Set down the material once more, exactly as it appears.

--- DATA EXTRACT ---

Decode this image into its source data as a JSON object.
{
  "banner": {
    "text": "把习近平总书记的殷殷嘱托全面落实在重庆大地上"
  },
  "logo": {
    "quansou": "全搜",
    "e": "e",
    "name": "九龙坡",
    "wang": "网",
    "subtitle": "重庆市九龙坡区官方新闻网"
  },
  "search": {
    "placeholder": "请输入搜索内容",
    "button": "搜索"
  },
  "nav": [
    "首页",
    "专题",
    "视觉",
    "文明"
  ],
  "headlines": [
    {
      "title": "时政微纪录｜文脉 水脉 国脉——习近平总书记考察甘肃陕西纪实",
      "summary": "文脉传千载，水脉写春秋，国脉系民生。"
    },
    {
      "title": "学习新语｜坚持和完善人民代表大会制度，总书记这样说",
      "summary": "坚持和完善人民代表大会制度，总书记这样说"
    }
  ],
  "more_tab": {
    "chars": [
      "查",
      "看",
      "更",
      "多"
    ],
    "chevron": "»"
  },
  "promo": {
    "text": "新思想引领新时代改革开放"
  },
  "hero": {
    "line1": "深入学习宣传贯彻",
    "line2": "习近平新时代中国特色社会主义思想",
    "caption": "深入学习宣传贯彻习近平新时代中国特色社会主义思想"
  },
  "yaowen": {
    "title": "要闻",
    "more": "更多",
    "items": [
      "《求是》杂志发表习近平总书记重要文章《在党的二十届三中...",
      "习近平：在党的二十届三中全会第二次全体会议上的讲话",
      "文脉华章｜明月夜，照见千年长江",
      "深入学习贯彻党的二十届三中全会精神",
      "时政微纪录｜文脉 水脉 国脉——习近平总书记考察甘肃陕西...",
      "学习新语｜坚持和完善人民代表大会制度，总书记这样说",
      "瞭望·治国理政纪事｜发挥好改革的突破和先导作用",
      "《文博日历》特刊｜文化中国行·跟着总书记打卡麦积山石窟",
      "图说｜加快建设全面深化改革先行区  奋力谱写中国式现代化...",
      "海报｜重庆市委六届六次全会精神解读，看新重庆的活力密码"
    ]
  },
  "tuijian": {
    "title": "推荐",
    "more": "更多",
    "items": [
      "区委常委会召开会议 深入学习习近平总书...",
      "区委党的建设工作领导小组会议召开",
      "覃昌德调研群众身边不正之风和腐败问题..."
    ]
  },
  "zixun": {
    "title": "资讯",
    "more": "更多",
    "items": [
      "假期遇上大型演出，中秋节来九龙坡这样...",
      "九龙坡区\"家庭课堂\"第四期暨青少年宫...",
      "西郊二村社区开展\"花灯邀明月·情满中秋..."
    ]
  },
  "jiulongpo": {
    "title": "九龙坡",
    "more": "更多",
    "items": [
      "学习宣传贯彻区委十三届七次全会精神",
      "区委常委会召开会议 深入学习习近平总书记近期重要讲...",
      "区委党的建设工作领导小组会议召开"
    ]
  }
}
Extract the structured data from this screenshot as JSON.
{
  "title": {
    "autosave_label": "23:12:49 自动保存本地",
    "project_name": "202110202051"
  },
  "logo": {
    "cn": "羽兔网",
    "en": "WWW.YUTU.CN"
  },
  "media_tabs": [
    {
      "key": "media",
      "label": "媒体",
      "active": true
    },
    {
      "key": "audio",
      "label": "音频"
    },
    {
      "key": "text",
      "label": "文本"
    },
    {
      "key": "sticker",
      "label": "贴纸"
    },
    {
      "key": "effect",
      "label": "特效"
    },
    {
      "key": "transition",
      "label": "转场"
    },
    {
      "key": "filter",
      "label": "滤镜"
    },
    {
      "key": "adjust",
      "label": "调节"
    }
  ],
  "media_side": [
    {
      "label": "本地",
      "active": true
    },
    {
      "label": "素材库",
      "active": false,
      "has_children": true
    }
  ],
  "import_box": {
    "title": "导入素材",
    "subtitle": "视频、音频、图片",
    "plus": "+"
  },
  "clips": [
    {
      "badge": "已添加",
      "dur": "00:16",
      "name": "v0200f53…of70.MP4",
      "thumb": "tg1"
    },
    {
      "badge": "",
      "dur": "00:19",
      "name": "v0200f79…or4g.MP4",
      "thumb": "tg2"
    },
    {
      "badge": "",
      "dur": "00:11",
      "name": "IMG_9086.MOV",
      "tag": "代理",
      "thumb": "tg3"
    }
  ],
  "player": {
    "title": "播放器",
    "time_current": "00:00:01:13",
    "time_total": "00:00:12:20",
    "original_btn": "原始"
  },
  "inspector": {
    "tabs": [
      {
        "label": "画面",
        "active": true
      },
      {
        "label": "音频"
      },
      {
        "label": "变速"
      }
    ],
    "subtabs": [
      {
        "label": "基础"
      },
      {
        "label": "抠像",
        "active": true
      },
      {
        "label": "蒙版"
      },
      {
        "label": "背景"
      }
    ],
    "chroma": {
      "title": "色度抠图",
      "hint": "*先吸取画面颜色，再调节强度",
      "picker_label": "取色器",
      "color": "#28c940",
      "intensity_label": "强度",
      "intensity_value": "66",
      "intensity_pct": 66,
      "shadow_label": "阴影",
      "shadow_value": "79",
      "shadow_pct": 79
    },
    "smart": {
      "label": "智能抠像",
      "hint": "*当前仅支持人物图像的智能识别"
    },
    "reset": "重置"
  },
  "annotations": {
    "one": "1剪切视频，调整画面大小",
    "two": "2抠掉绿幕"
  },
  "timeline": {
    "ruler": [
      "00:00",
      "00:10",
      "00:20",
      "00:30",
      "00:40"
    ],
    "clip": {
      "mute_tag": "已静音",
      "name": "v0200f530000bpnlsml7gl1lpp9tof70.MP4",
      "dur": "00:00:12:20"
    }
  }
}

---

FINAL ANSWER ▸
Decode this image into its source data as a JSON object.
{
  "banner": {
    "text": "把习近平总书记的殷殷嘱托全面落实在重庆大地上"
  },
  "logo": {
    "quansou": "全搜",
    "e": "e",
    "name": "九龙坡",
    "wang": "网",
    "subtitle": "重庆市九龙坡区官方新闻网"
  },
  "search": {
    "placeholder": "请输入搜索内容",
    "button": "搜索"
  },
  "nav": [
    "首页",
    "专题",
    "视觉",
    "文明"
  ],
  "headlines": [
    {
      "title": "时政微纪录｜文脉 水脉 国脉——习近平总书记考察甘肃陕西纪实",
      "summary": "文脉传千载，水脉写春秋，国脉系民生。"
    },
    {
      "title": "学习新语｜坚持和完善人民代表大会制度，总书记这样说",
      "summary": "坚持和完善人民代表大会制度，总书记这样说"
    }
  ],
  "more_tab": {
    "chars": [
      "查",
      "看",
      "更",
      "多"
    ],
    "chevron": "»"
  },
  "promo": {
    "text": "新思想引领新时代改革开放"
  },
  "hero": {
    "line1": "深入学习宣传贯彻",
    "line2": "习近平新时代中国特色社会主义思想",
    "caption": "深入学习宣传贯彻习近平新时代中国特色社会主义思想"
  },
  "yaowen": {
    "title": "要闻",
    "more": "更多",
    "items": [
      "《求是》杂志发表习近平总书记重要文章《在党的二十届三中...",
      "习近平：在党的二十届三中全会第二次全体会议上的讲话",
      "文脉华章｜明月夜，照见千年长江",
      "深入学习贯彻党的二十届三中全会精神",
      "时政微纪录｜文脉 水脉 国脉——习近平总书记考察甘肃陕西...",
      "学习新语｜坚持和完善人民代表大会制度，总书记这样说",
      "瞭望·治国理政纪事｜发挥好改革的突破和先导作用",
      "《文博日历》特刊｜文化中国行·跟着总书记打卡麦积山石窟",
      "图说｜加快建设全面深化改革先行区  奋力谱写中国式现代化...",
      "海报｜重庆市委六届六次全会精神解读，看新重庆的活力密码"
    ]
  },
  "tuijian": {
    "title": "推荐",
    "more": "更多",
    "items": [
      "区委常委会召开会议 深入学习习近平总书...",
      "区委党的建设工作领导小组会议召开",
      "覃昌德调研群众身边不正之风和腐败问题..."
    ]
  },
  "zixun": {
    "title": "资讯",
    "more": "更多",
    "items": [
      "假期遇上大型演出，中秋节来九龙坡这样...",
      "九龙坡区\"家庭课堂\"第四期暨青少年宫...",
      "西郊二村社区开展\"花灯邀明月·情满中秋..."
    ]
  },
  "jiulongpo": {
    "title": "九龙坡",
    "more": "更多",
    "items": [
      "学习宣传贯彻区委十三届七次全会精神",
      "区委常委会召开会议 深入学习习近平总书记近期重要讲...",
      "区委党的建设工作领导小组会议召开"
    ]
  }
}
Extract the structured data from this screenshot as JSON.
{
  "title": {
    "autosave_label": "23:12:49 自动保存本地",
    "project_name": "202110202051"
  },
  "logo": {
    "cn": "羽兔网",
    "en": "WWW.YUTU.CN"
  },
  "media_tabs": [
    {
      "key": "media",
      "label": "媒体",
      "active": true
    },
    {
      "key": "audio",
      "label": "音频"
    },
    {
      "key": "text",
      "label": "文本"
    },
    {
      "key": "sticker",
      "label": "贴纸"
    },
    {
      "key": "effect",
      "label": "特效"
    },
    {
      "key": "transition",
      "label": "转场"
    },
    {
      "key": "filter",
      "label": "滤镜"
    },
    {
      "key": "adjust",
      "label": "调节"
    }
  ],
  "media_side": [
    {
      "label": "本地",
      "active": true
    },
    {
      "label": "素材库",
      "active": false,
      "has_children": true
    }
  ],
  "import_box": {
    "title": "导入素材",
    "subtitle": "视频、音频、图片",
    "plus": "+"
  },
  "clips": [
    {
      "badge": "已添加",
      "dur": "00:16",
      "name": "v0200f53…of70.MP4",
      "thumb": "tg1"
    },
    {
      "badge": "",
      "dur": "00:19",
      "name": "v0200f79…or4g.MP4",
      "thumb": "tg2"
    },
    {
      "badge": "",
      "dur": "00:11",
      "name": "IMG_9086.MOV",
      "tag": "代理",
      "thumb": "tg3"
    }
  ],
  "player": {
    "title": "播放器",
    "time_current": "00:00:01:13",
    "time_total": "00:00:12:20",
    "original_btn": "原始"
  },
  "inspector": {
    "tabs": [
      {
        "label": "画面",
        "active": true
      },
      {
        "label": "音频"
      },
      {
        "label": "变速"
      }
    ],
    "subtabs": [
      {
        "label": "基础"
      },
      {
        "label": "抠像",
        "active": true
      },
      {
        "label": "蒙版"
      },
      {
        "label": "背景"
      }
    ],
    "chroma": {
      "title": "色度抠图",
      "hint": "*先吸取画面颜色，再调节强度",
      "picker_label": "取色器",
      "color": "#28c940",
      "intensity_label": "强度",
      "intensity_value": "66",
      "intensity_pct": 66,
      "shadow_label": "阴影",
      "shadow_value": "79",
      "shadow_pct": 79
    },
    "smart": {
      "label": "智能抠像",
      "hint": "*当前仅支持人物图像的智能识别"
    },
    "reset": "重置"
  },
  "annotations": {
    "one": "1剪切视频，调整画面大小",
    "two": "2抠掉绿幕"
  },
  "timeline": {
    "ruler": [
      "00:00",
      "00:10",
      "00:20",
      "00:30",
      "00:40"
    ],
    "clip": {
      "mute_tag": "已静音",
      "name": "v0200f530000bpnlsml7gl1lpp9tof70.MP4",
      "dur": "00:00:12:20"
    }
  }
}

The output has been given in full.